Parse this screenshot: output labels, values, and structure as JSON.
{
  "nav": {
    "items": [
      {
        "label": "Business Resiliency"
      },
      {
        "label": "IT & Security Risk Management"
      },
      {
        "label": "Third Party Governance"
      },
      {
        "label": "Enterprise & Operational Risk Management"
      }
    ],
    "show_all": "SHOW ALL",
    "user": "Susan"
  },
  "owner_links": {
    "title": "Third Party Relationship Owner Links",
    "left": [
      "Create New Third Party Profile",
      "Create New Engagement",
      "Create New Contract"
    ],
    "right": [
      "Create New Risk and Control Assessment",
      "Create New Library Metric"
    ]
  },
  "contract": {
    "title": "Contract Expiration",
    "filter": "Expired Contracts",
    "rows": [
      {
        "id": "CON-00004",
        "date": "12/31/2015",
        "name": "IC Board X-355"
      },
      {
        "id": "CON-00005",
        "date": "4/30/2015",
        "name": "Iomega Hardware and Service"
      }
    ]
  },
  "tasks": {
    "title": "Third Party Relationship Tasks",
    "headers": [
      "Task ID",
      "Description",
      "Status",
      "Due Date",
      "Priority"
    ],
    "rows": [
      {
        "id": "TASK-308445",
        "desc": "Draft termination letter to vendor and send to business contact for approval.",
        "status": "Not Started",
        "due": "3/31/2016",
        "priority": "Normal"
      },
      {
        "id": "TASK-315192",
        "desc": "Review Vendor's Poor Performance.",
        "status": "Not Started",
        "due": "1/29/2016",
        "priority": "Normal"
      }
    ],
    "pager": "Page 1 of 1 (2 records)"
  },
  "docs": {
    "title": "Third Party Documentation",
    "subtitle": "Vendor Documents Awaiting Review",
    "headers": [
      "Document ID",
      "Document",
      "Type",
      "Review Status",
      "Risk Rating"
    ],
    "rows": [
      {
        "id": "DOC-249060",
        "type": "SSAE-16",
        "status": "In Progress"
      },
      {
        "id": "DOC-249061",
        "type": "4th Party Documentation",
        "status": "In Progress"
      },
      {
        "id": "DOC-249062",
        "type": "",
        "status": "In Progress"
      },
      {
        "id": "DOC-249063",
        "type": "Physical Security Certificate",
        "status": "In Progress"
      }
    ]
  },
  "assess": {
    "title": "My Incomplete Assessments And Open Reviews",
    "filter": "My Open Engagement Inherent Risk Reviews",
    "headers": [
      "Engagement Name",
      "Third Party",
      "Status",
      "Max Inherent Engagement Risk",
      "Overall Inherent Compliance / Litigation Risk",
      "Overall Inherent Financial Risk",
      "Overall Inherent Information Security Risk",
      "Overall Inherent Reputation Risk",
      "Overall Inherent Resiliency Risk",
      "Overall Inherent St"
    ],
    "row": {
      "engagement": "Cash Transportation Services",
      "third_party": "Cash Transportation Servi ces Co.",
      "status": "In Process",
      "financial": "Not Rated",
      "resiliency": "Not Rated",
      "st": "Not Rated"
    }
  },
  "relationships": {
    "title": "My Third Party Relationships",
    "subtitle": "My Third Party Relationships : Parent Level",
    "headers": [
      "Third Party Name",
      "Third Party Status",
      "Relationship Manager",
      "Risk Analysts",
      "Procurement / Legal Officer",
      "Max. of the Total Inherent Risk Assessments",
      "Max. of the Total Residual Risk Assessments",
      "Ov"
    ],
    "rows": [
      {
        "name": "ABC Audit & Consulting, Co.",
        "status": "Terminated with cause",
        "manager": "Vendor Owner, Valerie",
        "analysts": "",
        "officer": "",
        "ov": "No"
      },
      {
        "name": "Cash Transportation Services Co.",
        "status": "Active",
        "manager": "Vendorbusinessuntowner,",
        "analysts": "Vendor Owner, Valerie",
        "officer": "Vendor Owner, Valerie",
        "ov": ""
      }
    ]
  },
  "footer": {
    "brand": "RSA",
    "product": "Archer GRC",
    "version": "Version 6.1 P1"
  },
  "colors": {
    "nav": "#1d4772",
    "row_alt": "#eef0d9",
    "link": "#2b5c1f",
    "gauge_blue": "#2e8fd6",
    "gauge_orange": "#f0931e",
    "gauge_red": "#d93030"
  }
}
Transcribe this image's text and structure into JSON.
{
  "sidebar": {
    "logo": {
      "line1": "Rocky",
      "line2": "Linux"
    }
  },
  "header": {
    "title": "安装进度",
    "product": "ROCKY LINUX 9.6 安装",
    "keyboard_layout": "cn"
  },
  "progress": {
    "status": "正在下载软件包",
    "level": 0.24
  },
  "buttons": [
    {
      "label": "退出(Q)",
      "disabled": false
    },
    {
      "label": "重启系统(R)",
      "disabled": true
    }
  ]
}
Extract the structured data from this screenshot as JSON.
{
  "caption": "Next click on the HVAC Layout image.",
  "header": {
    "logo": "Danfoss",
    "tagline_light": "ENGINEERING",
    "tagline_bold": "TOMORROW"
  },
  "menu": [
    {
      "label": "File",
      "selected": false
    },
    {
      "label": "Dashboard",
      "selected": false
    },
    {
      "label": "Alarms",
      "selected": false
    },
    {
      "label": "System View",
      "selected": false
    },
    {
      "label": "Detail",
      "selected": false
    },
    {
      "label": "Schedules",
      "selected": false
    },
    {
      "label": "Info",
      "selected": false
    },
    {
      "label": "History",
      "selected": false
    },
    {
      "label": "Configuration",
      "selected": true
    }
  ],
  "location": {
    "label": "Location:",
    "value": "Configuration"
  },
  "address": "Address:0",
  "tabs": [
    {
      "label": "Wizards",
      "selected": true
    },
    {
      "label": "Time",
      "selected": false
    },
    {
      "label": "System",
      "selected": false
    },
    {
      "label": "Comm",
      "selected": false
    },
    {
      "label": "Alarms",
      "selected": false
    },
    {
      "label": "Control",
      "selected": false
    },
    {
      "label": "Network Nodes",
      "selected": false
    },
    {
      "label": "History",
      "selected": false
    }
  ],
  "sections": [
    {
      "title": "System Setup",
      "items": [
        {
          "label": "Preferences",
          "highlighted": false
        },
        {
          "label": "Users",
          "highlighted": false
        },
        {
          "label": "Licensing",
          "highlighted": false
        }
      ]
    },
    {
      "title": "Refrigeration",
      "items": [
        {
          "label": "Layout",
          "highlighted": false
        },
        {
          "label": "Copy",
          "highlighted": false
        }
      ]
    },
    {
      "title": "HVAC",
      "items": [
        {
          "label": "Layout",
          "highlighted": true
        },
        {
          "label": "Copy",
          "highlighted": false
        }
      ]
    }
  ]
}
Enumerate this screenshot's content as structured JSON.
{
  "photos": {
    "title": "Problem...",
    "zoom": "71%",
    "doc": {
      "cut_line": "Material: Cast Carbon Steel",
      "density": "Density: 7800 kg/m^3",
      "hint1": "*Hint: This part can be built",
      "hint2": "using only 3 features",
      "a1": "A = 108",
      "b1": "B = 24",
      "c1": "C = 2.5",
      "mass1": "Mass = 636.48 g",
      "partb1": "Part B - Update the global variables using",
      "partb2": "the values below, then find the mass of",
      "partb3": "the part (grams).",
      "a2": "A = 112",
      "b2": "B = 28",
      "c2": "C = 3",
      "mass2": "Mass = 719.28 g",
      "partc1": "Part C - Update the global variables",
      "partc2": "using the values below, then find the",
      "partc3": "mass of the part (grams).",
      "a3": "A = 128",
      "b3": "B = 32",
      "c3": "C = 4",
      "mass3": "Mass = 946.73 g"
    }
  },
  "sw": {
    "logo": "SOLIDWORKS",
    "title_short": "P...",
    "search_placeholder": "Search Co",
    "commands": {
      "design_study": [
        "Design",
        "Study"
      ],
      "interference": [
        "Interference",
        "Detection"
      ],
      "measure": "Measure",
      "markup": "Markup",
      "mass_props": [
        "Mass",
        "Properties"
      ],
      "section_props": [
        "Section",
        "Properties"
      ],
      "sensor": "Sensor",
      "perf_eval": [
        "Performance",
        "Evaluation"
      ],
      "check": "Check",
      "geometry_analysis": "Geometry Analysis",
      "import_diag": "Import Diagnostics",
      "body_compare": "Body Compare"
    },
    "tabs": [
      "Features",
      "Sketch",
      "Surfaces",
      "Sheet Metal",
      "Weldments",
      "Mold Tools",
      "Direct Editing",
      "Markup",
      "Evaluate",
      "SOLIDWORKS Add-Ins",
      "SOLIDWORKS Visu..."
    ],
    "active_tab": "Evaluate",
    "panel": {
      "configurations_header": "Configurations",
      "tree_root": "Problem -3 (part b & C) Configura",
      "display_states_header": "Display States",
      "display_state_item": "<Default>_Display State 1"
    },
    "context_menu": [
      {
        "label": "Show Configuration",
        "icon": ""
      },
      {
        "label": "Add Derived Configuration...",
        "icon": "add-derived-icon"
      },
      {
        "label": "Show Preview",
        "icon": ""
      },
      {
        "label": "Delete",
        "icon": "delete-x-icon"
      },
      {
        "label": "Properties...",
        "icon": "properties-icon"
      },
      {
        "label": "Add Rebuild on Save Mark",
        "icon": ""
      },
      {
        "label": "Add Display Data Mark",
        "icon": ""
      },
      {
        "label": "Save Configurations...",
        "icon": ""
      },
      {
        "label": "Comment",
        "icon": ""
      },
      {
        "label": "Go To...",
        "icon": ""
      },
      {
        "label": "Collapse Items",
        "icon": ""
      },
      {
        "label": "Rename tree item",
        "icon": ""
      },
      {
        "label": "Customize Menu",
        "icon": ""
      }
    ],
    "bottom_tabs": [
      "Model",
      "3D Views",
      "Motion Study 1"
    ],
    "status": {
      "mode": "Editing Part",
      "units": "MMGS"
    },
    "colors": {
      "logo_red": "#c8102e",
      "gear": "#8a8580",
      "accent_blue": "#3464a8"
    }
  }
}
┄┄┄┄┄┄┄┄┄┄┄┄┄┄┄┄┄┄┄┄
Scan the listing above. Collect all lines with the word "Total".

      "Max. of the Total Inherent Risk Assessments",
      "Max. of the Total Residual Risk Assessments",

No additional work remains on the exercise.